Exercise details -> Return only the count of lines in which the word "self" appears.

%%

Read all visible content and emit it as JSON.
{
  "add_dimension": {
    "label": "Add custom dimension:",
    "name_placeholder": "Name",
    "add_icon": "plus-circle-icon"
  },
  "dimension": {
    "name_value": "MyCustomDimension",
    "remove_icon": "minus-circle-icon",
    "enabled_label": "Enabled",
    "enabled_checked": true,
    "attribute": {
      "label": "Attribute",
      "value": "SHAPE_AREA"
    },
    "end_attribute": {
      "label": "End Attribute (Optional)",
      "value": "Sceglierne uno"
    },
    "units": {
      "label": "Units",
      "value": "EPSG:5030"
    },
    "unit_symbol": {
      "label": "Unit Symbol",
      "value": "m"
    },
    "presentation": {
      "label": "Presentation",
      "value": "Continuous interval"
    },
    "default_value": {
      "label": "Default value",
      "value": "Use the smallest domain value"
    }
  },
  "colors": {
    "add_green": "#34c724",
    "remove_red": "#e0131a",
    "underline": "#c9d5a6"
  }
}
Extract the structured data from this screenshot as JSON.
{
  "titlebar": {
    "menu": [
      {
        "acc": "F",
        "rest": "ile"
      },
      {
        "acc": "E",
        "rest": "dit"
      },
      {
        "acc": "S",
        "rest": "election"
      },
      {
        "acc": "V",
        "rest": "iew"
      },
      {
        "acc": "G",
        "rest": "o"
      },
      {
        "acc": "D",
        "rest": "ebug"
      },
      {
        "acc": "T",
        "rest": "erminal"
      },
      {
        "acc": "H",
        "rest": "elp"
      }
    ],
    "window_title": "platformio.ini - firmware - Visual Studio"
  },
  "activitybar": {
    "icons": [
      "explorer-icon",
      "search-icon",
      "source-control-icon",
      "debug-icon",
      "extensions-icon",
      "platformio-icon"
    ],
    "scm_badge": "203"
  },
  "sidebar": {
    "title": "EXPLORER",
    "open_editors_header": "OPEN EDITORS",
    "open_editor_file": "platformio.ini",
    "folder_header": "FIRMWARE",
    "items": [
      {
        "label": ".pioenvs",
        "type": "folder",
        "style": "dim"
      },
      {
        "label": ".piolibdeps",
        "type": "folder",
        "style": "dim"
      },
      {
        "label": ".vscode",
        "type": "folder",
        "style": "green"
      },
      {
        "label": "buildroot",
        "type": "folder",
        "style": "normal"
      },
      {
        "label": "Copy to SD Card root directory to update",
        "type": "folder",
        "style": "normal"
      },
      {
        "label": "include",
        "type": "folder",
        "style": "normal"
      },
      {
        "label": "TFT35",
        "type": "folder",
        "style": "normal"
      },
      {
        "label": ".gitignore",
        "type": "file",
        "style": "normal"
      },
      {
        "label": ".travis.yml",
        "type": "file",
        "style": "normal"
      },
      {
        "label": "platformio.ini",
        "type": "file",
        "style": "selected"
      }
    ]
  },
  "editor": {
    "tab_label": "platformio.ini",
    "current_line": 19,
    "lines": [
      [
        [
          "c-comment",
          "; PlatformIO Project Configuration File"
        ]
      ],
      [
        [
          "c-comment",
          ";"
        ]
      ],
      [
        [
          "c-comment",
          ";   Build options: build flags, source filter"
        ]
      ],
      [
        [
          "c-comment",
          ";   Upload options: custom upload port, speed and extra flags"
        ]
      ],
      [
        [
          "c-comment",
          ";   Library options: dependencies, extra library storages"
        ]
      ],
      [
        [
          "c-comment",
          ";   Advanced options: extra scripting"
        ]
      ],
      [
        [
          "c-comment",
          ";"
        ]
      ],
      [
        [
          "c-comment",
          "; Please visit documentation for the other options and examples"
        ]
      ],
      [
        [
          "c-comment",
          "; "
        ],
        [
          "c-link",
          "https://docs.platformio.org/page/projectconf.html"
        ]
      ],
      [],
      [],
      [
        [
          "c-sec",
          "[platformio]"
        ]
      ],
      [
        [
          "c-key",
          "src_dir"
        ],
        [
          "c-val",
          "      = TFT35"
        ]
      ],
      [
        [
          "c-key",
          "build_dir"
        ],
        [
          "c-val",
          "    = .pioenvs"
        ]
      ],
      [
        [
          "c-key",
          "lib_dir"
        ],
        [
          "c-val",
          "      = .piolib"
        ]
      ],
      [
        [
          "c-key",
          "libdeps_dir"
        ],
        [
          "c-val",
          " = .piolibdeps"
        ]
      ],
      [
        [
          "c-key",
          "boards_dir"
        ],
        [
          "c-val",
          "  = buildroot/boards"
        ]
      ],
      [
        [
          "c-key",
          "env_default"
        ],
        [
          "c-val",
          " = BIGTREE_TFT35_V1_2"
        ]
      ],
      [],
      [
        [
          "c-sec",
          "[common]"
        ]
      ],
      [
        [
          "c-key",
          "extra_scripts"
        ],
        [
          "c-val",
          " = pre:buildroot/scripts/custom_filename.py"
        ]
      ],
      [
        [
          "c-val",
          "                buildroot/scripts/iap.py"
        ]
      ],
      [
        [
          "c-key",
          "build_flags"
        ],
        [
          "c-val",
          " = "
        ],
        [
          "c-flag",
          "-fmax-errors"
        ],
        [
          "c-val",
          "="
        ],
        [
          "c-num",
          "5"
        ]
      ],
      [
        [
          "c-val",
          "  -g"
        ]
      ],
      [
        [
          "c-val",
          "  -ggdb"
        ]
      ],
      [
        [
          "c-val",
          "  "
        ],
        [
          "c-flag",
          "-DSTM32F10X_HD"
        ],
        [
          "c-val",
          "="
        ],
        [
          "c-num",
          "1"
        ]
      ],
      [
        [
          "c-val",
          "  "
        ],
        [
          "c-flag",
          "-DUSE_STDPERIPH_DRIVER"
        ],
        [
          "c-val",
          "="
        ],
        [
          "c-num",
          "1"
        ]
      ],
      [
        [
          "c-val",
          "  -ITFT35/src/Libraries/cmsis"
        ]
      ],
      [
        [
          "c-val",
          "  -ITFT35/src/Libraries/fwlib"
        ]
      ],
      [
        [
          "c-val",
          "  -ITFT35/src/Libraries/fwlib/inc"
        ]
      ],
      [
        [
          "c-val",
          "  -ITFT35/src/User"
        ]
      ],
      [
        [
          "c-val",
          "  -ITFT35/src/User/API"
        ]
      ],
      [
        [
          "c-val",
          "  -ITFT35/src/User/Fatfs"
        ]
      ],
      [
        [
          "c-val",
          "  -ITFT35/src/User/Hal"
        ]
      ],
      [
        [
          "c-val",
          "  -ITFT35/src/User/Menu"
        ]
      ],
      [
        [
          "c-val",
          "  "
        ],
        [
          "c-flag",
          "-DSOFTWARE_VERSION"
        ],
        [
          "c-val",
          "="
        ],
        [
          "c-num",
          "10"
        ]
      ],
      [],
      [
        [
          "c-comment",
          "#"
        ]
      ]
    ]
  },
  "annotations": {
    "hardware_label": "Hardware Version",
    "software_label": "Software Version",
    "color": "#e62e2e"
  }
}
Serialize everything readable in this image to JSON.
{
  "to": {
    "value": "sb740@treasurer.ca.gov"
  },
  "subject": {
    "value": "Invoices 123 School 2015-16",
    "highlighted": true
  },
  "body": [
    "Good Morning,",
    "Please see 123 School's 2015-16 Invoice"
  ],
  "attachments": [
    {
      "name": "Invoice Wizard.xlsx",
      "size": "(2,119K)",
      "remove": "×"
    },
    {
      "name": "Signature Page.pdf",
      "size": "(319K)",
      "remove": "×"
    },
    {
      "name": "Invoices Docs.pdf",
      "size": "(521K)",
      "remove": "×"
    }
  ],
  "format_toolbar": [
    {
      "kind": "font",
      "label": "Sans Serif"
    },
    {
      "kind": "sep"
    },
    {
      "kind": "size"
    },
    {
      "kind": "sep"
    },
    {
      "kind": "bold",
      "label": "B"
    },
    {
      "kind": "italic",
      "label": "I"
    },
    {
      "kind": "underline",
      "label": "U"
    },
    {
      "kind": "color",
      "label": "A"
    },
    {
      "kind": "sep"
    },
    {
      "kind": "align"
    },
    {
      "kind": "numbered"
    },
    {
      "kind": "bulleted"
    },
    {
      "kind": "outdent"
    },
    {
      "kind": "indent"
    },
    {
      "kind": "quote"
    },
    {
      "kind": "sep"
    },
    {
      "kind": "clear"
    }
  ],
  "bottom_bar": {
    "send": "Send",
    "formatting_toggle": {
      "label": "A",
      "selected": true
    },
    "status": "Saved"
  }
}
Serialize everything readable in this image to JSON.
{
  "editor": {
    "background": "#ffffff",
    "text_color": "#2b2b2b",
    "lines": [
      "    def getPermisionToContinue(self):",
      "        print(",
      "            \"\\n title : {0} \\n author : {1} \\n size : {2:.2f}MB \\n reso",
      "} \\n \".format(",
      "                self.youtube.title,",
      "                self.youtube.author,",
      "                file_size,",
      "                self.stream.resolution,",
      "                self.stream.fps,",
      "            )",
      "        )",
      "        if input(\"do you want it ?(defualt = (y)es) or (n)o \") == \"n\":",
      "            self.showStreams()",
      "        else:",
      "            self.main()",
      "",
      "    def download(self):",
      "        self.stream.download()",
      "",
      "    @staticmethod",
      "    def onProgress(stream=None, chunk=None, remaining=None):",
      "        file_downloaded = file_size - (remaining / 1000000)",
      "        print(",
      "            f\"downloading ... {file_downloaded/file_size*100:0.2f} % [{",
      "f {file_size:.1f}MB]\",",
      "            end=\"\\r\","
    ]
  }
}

%%

Complete answer -> 9